### DATASET EXTRACT
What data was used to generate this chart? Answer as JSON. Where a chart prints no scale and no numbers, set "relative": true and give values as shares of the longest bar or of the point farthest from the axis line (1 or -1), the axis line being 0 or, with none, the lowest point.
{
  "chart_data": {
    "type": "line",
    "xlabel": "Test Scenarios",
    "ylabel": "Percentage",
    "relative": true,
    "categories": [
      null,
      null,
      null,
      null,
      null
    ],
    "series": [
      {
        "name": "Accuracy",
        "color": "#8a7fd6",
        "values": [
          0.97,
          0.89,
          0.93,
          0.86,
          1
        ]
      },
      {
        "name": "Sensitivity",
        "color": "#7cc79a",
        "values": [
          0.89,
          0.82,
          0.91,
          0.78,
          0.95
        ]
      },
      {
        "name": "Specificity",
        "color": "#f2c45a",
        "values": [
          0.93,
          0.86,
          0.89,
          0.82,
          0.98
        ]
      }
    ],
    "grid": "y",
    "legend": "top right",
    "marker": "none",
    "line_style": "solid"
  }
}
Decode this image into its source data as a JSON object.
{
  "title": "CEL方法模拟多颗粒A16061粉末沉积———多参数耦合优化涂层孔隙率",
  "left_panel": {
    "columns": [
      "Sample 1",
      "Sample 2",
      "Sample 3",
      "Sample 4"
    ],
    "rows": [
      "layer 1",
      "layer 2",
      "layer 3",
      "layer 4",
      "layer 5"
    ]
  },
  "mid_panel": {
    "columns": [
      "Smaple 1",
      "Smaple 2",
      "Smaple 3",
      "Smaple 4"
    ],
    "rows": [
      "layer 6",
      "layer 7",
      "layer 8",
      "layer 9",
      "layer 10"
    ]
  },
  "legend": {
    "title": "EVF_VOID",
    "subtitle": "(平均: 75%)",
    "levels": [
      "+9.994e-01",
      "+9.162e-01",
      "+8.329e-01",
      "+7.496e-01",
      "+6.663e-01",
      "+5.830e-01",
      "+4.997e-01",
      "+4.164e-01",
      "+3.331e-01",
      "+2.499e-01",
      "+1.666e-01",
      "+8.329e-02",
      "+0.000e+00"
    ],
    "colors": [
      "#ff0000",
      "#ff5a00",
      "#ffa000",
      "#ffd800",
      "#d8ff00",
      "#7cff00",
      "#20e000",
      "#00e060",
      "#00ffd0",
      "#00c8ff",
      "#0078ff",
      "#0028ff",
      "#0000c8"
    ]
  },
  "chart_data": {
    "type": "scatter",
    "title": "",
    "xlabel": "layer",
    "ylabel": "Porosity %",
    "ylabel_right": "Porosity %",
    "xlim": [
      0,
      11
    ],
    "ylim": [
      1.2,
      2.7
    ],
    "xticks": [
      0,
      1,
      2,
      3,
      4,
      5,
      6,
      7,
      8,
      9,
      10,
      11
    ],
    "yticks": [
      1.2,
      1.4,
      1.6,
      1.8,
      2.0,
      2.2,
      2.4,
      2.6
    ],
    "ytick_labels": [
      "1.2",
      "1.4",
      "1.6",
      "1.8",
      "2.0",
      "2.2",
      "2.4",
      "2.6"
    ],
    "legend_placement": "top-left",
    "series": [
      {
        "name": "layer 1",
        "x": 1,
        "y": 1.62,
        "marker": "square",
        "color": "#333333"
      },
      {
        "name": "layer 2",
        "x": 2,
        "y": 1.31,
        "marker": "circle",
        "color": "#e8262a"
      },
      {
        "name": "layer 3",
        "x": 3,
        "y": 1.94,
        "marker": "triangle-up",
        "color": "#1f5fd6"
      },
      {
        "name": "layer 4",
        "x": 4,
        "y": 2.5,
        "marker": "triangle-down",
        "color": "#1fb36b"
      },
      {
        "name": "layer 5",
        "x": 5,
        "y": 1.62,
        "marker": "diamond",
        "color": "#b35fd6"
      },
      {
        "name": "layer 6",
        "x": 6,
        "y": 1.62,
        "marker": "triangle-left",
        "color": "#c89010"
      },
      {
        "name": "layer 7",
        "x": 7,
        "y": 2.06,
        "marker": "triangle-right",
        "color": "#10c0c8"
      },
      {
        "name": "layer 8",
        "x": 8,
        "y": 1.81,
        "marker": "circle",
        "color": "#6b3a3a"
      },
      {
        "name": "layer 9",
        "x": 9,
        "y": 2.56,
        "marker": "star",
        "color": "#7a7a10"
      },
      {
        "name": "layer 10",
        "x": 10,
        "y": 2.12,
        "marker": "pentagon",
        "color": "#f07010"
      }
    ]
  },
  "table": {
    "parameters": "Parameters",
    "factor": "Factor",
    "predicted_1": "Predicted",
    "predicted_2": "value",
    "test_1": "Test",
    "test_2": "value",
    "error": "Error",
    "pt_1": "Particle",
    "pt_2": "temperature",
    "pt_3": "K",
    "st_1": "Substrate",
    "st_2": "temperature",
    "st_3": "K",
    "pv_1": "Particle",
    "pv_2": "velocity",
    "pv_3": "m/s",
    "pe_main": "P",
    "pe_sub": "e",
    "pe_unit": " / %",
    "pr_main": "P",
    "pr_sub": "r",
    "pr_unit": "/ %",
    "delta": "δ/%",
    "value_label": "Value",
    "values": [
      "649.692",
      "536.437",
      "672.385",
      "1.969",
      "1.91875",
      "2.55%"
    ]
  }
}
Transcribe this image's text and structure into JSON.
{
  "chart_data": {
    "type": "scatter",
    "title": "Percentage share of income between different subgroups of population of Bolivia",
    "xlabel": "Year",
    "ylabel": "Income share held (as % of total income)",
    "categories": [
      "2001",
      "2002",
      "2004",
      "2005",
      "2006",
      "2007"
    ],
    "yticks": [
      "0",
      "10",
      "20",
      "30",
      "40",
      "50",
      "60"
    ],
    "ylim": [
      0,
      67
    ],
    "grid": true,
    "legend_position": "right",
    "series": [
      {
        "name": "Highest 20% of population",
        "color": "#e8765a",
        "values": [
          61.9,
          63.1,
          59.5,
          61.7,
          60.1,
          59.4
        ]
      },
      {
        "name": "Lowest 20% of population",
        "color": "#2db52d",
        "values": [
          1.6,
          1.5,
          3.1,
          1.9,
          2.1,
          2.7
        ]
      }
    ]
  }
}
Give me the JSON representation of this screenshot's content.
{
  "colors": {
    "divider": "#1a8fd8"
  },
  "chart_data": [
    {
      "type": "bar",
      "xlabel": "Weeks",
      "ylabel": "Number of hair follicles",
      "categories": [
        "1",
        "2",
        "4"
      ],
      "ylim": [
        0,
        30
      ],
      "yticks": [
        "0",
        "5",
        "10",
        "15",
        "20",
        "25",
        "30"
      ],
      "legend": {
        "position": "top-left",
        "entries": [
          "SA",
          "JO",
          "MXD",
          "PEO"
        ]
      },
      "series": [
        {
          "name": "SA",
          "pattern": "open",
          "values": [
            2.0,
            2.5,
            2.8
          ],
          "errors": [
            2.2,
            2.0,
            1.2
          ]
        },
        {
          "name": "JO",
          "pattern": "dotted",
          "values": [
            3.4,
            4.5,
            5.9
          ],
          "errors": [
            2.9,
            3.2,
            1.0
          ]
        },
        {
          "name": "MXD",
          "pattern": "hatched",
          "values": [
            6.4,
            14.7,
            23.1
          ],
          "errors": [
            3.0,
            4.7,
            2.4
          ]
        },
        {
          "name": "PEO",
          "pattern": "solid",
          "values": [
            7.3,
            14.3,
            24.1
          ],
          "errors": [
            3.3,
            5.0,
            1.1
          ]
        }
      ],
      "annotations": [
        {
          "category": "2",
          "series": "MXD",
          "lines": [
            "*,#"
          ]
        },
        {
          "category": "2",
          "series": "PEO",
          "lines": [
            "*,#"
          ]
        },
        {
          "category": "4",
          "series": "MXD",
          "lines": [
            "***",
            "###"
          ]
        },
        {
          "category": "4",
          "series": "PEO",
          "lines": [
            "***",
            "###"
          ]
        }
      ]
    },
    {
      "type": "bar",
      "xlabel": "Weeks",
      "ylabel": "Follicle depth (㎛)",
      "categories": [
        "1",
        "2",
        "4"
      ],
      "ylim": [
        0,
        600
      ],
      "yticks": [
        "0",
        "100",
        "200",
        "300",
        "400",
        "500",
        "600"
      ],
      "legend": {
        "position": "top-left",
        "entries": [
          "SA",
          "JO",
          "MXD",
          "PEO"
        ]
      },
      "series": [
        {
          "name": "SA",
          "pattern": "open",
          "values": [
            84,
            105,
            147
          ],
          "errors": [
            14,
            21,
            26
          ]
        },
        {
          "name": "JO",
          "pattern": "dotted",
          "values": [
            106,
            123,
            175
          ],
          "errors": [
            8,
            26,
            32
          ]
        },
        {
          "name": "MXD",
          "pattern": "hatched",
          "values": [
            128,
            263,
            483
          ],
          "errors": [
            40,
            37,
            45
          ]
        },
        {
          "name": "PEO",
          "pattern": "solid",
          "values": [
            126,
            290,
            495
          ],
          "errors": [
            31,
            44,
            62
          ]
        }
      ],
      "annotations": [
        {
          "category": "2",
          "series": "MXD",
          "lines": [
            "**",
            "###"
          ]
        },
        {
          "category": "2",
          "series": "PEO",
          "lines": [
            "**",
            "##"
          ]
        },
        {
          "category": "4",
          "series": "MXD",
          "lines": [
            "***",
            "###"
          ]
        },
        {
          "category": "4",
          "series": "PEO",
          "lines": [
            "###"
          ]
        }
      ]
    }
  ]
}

### EXERCISE TASK
Pull out each line of the entries that contains "into".

### RESULT OF THE EXERCISE
Decode this image into its source data as a JSON object.
Transcribe this image's text and structure into JSON.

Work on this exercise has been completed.